TASK STATEMENT: Write out all the entries word for word, but skip any images.

Stored records:
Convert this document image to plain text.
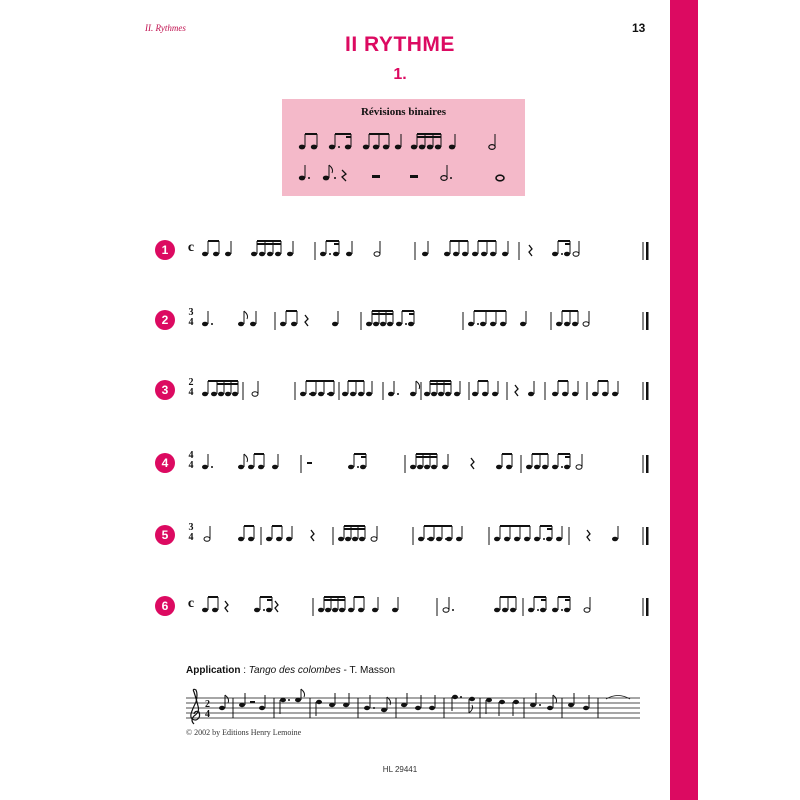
II. Rythmes	13
II RYTHME
1.
Révisions binaires
1	c
2
3
4
3
2
4
4
4
4
5
3
4
6	c
Application : Tango des colombes - T. Masson
2
4
© 2002 by Editions Henry Lemoine
HL 29441
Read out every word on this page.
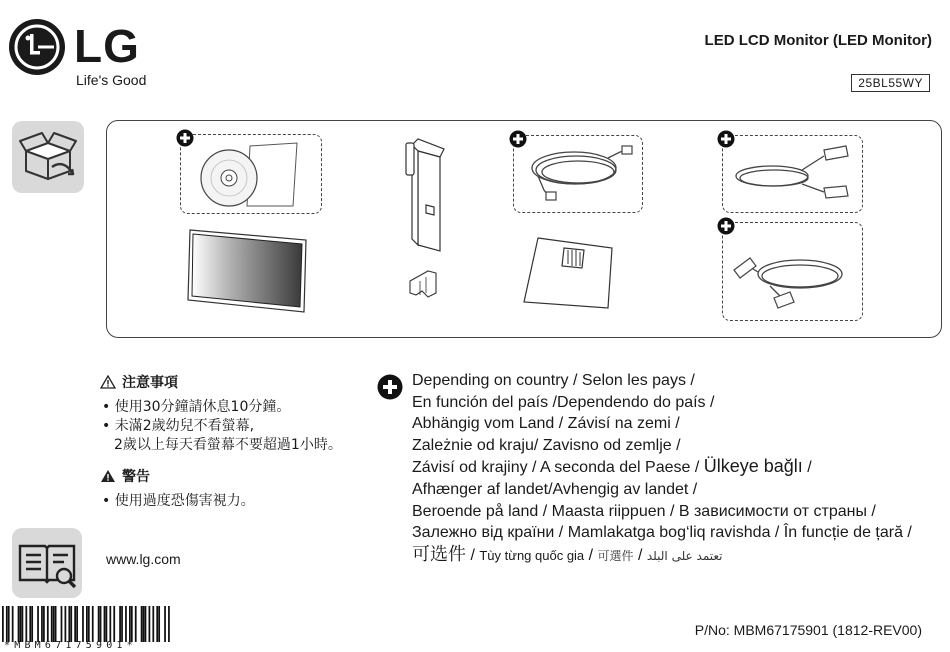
LG
Life's Good
LED LCD Monitor (LED Monitor)
25BL55WY
注意事項
• 使用30分鐘請休息10分鐘。
• 未滿2歲幼兒不看螢幕,
2歲以上每天看螢幕不要超過1小時。
警告
• 使用過度恐傷害視力。
Depending on country / Selon les pays /
En función del país /Dependendo do país /
Abhängig vom Land / Závisí na zemi /
Zależnie od kraju/ Zavisno od zemlje /
Závisí od krajiny / A seconda del Paese / Ülkeye bağlı /
Afhænger af landet/Avhengig av landet /
Beroende på land / Maasta riippuen / В зависимости от страны /
Залежно від країни / Mamlakatga bog‘liq ravishda / În funcție de țară /
可选件 / Tùy từng quốc gia / 可選件 / تعتمد على البلد
www.lg.com
*MBM67175901*
P/No: MBM67175901 (1812-REV00)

EXERCISE ANSWER:
Convert this document image to plain text.
II. Rythmes	13
II RYTHME
1.
Révisions binaires
1	c
2
3
4
3
2
4
4
4
4
5
3
4
6	c
Application : Tango des colombes - T. Masson
2
4
© 2002 by Editions Henry Lemoine
HL 29441
Read out every word on this page.
LG
Life's Good
LED LCD Monitor (LED Monitor)
25BL55WY
注意事項
• 使用30分鐘請休息10分鐘。
• 未滿2歲幼兒不看螢幕,
2歲以上每天看螢幕不要超過1小時。
警告
• 使用過度恐傷害視力。
Depending on country / Selon les pays /
En función del país /Dependendo do país /
Abhängig vom Land / Závisí na zemi /
Zależnie od kraju/ Zavisno od zemlje /
Závisí od krajiny / A seconda del Paese / Ülkeye bağlı /
Afhænger af landet/Avhengig av landet /
Beroende på land / Maasta riippuen / В зависимости от страны /
Залежно від країни / Mamlakatga bog‘liq ravishda / În funcție de țară /
可选件 / Tùy từng quốc gia / 可選件 / تعتمد على البلد
www.lg.com
*MBM67175901*
P/No: MBM67175901 (1812-REV00)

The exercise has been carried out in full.